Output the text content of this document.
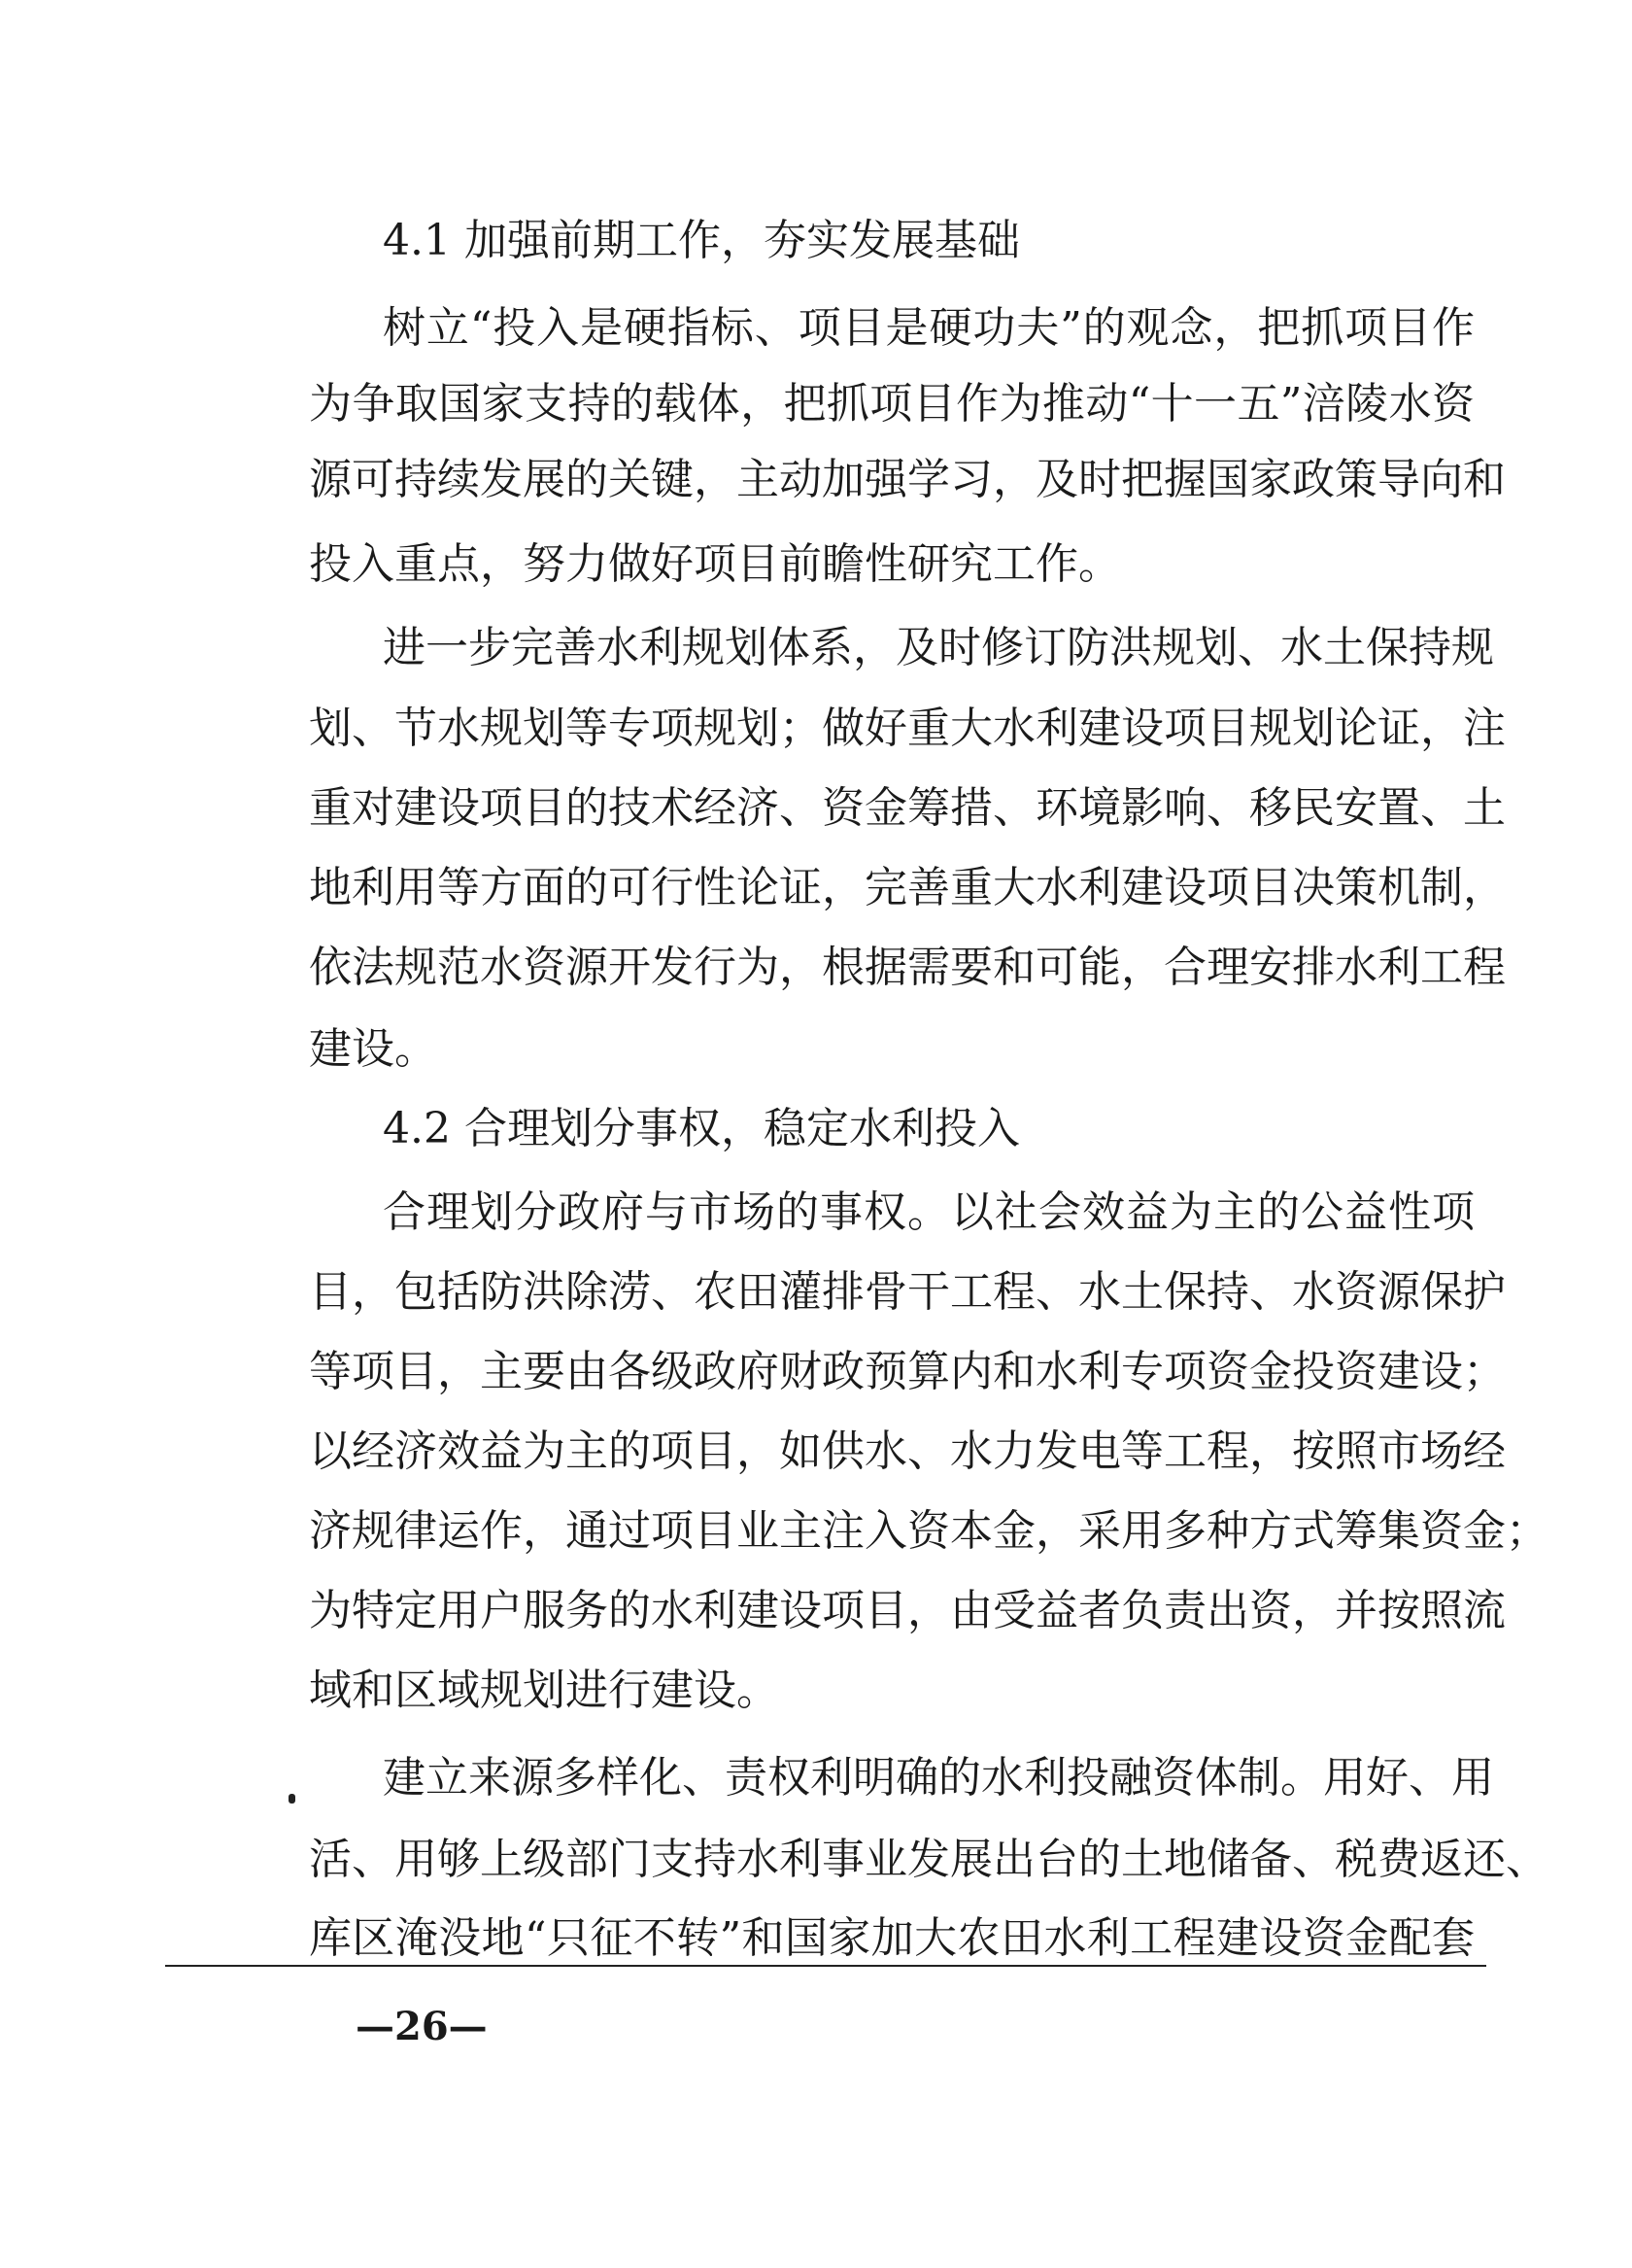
4.1 加强前期工作，夯实发展基础
树立“投入是硬指标、项目是硬功夫”的观念，把抓项目作
为争取国家支持的载体，把抓项目作为推动“十一五”涪陵水资
源可持续发展的关键，主动加强学习，及时把握国家政策导向和
投入重点，努力做好项目前瞻性研究工作。
进一步完善水利规划体系，及时修订防洪规划、水土保持规
划、节水规划等专项规划；做好重大水利建设项目规划论证，注
重对建设项目的技术经济、资金筹措、环境影响、移民安置、土
地利用等方面的可行性论证，完善重大水利建设项目决策机制，
依法规范水资源开发行为，根据需要和可能，合理安排水利工程
建设。
4.2 合理划分事权，稳定水利投入
合理划分政府与市场的事权。以社会效益为主的公益性项
目，包括防洪除涝、农田灌排骨干工程、水土保持、水资源保护
等项目，主要由各级政府财政预算内和水利专项资金投资建设；
以经济效益为主的项目，如供水、水力发电等工程，按照市场经
济规律运作，通过项目业主注入资本金，采用多种方式筹集资金；
为特定用户服务的水利建设项目，由受益者负责出资，并按照流
域和区域规划进行建设。
建立来源多样化、责权利明确的水利投融资体制。用好、用
活、用够上级部门支持水利事业发展出台的土地储备、税费返还、
库区淹没地“只征不转”和国家加大农田水利工程建设资金配套
—26—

- THE EXERCISE
Retype all entries exactly as they appear, dropping the images.

- EXPECTED OUTPUT
Output the text content of this document.
4.1 加强前期工作，夯实发展基础
树立“投入是硬指标、项目是硬功夫”的观念，把抓项目作
为争取国家支持的载体，把抓项目作为推动“十一五”涪陵水资
源可持续发展的关键，主动加强学习，及时把握国家政策导向和
投入重点，努力做好项目前瞻性研究工作。
进一步完善水利规划体系，及时修订防洪规划、水土保持规
划、节水规划等专项规划；做好重大水利建设项目规划论证，注
重对建设项目的技术经济、资金筹措、环境影响、移民安置、土
地利用等方面的可行性论证，完善重大水利建设项目决策机制，
依法规范水资源开发行为，根据需要和可能，合理安排水利工程
建设。
4.2 合理划分事权，稳定水利投入
合理划分政府与市场的事权。以社会效益为主的公益性项
目，包括防洪除涝、农田灌排骨干工程、水土保持、水资源保护
等项目，主要由各级政府财政预算内和水利专项资金投资建设；
以经济效益为主的项目，如供水、水力发电等工程，按照市场经
济规律运作，通过项目业主注入资本金，采用多种方式筹集资金；
为特定用户服务的水利建设项目，由受益者负责出资，并按照流
域和区域规划进行建设。
建立来源多样化、责权利明确的水利投融资体制。用好、用
活、用够上级部门支持水利事业发展出台的土地储备、税费返还、
库区淹没地“只征不转”和国家加大农田水利工程建设资金配套
—26—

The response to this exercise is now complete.